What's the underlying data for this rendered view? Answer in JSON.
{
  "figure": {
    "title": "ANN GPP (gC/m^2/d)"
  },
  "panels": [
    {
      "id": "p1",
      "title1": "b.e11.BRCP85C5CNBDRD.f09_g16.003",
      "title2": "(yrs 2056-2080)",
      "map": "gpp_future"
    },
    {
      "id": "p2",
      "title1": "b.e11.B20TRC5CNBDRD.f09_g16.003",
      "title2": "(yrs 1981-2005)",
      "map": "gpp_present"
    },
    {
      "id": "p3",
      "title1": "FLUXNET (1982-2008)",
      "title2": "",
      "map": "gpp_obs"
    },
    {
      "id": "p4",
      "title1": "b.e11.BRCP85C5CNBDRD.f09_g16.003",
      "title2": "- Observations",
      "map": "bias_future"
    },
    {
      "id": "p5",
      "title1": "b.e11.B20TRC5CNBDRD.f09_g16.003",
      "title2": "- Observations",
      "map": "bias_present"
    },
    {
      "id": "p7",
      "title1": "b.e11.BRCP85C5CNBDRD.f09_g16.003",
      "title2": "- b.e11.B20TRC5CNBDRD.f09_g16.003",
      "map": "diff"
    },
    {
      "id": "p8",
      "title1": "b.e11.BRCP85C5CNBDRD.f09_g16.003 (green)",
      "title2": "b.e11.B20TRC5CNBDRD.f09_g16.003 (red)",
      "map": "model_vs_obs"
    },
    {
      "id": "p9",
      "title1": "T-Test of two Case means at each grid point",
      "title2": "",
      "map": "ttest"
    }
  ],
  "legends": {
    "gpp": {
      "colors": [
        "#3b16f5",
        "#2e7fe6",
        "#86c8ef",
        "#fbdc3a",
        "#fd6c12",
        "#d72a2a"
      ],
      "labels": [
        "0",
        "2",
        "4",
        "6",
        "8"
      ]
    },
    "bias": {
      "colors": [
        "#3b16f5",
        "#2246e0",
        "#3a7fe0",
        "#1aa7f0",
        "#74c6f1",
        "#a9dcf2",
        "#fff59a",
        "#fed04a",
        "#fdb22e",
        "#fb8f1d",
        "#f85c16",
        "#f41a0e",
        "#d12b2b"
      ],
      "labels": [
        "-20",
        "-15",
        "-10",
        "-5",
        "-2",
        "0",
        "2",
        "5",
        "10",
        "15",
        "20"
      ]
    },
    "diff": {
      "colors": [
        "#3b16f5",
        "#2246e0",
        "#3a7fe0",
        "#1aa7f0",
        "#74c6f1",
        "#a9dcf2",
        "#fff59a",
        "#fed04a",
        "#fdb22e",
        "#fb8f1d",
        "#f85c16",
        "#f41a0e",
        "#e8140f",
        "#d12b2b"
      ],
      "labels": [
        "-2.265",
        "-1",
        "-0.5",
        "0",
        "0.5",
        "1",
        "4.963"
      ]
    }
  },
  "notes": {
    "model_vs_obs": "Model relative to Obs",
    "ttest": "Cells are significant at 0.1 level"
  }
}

******

Extract all of the data shown above without alteration.

→ **TASK ANSWER**:
What's the underlying data for this rendered view? Answer in JSON.
{
  "figure": {
    "title": "ANN GPP (gC/m^2/d)"
  },
  "panels": [
    {
      "id": "p1",
      "title1": "b.e11.BRCP85C5CNBDRD.f09_g16.003",
      "title2": "(yrs 2056-2080)",
      "map": "gpp_future"
    },
    {
      "id": "p2",
      "title1": "b.e11.B20TRC5CNBDRD.f09_g16.003",
      "title2": "(yrs 1981-2005)",
      "map": "gpp_present"
    },
    {
      "id": "p3",
      "title1": "FLUXNET (1982-2008)",
      "title2": "",
      "map": "gpp_obs"
    },
    {
      "id": "p4",
      "title1": "b.e11.BRCP85C5CNBDRD.f09_g16.003",
      "title2": "- Observations",
      "map": "bias_future"
    },
    {
      "id": "p5",
      "title1": "b.e11.B20TRC5CNBDRD.f09_g16.003",
      "title2": "- Observations",
      "map": "bias_present"
    },
    {
      "id": "p7",
      "title1": "b.e11.BRCP85C5CNBDRD.f09_g16.003",
      "title2": "- b.e11.B20TRC5CNBDRD.f09_g16.003",
      "map": "diff"
    },
    {
      "id": "p8",
      "title1": "b.e11.BRCP85C5CNBDRD.f09_g16.003 (green)",
      "title2": "b.e11.B20TRC5CNBDRD.f09_g16.003 (red)",
      "map": "model_vs_obs"
    },
    {
      "id": "p9",
      "title1": "T-Test of two Case means at each grid point",
      "title2": "",
      "map": "ttest"
    }
  ],
  "legends": {
    "gpp": {
      "colors": [
        "#3b16f5",
        "#2e7fe6",
        "#86c8ef",
        "#fbdc3a",
        "#fd6c12",
        "#d72a2a"
      ],
      "labels": [
        "0",
        "2",
        "4",
        "6",
        "8"
      ]
    },
    "bias": {
      "colors": [
        "#3b16f5",
        "#2246e0",
        "#3a7fe0",
        "#1aa7f0",
        "#74c6f1",
        "#a9dcf2",
        "#fff59a",
        "#fed04a",
        "#fdb22e",
        "#fb8f1d",
        "#f85c16",
        "#f41a0e",
        "#d12b2b"
      ],
      "labels": [
        "-20",
        "-15",
        "-10",
        "-5",
        "-2",
        "0",
        "2",
        "5",
        "10",
        "15",
        "20"
      ]
    },
    "diff": {
      "colors": [
        "#3b16f5",
        "#2246e0",
        "#3a7fe0",
        "#1aa7f0",
        "#74c6f1",
        "#a9dcf2",
        "#fff59a",
        "#fed04a",
        "#fdb22e",
        "#fb8f1d",
        "#f85c16",
        "#f41a0e",
        "#e8140f",
        "#d12b2b"
      ],
      "labels": [
        "-2.265",
        "-1",
        "-0.5",
        "0",
        "0.5",
        "1",
        "4.963"
      ]
    }
  },
  "notes": {
    "model_vs_obs": "Model relative to Obs",
    "ttest": "Cells are significant at 0.1 level"
  }
}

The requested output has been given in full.